Reproduce every line of the entries below word for word, keeping each character, number, and bracket unchanged.

━━━ Given data

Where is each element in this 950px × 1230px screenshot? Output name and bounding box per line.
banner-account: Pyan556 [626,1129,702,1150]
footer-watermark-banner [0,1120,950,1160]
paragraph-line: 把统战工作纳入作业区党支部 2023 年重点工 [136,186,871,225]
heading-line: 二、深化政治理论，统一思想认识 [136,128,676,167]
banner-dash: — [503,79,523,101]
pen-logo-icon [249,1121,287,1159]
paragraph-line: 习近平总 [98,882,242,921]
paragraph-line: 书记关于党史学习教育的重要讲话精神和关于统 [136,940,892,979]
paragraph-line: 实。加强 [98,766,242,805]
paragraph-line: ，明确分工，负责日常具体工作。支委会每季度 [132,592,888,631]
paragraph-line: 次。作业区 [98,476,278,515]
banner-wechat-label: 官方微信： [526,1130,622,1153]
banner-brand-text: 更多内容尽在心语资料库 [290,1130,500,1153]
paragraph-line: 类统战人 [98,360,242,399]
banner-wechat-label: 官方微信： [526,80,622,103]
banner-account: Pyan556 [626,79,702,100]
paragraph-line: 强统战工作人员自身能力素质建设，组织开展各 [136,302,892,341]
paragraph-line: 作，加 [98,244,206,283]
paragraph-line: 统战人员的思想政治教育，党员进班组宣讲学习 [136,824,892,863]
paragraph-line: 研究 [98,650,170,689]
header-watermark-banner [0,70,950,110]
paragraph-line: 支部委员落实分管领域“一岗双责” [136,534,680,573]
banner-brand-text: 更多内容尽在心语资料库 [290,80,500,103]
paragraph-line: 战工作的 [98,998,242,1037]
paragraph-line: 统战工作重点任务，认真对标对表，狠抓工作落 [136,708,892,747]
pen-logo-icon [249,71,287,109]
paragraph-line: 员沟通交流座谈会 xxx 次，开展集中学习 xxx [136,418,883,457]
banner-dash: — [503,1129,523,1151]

━━━━━━

Result of the exercise:
Where is each element in this 950px × 1230px screenshot? Output name and bounding box per line.
banner-account: Pyan556 [626,1129,702,1150]
footer-watermark-banner [0,1120,950,1160]
paragraph-line: 把统战工作纳入作业区党支部 2023 年重点工 [136,186,871,225]
heading-line: 二、深化政治理论，统一思想认识 [136,128,676,167]
banner-dash: — [503,79,523,101]
pen-logo-icon [249,1121,287,1159]
paragraph-line: 习近平总 [98,882,242,921]
paragraph-line: 书记关于党史学习教育的重要讲话精神和关于统 [136,940,892,979]
paragraph-line: 实。加强 [98,766,242,805]
paragraph-line: ，明确分工，负责日常具体工作。支委会每季度 [132,592,888,631]
paragraph-line: 次。作业区 [98,476,278,515]
banner-wechat-label: 官方微信： [526,1130,622,1153]
banner-brand-text: 更多内容尽在心语资料库 [290,1130,500,1153]
paragraph-line: 类统战人 [98,360,242,399]
banner-wechat-label: 官方微信： [526,80,622,103]
banner-account: Pyan556 [626,79,702,100]
paragraph-line: 强统战工作人员自身能力素质建设，组织开展各 [136,302,892,341]
paragraph-line: 作，加 [98,244,206,283]
paragraph-line: 统战人员的思想政治教育，党员进班组宣讲学习 [136,824,892,863]
paragraph-line: 研究 [98,650,170,689]
header-watermark-banner [0,70,950,110]
paragraph-line: 支部委员落实分管领域“一岗双责” [136,534,680,573]
banner-brand-text: 更多内容尽在心语资料库 [290,80,500,103]
paragraph-line: 战工作的 [98,998,242,1037]
paragraph-line: 统战工作重点任务，认真对标对表，狠抓工作落 [136,708,892,747]
pen-logo-icon [249,71,287,109]
paragraph-line: 员沟通交流座谈会 xxx 次，开展集中学习 xxx [136,418,883,457]
banner-dash: — [503,1129,523,1151]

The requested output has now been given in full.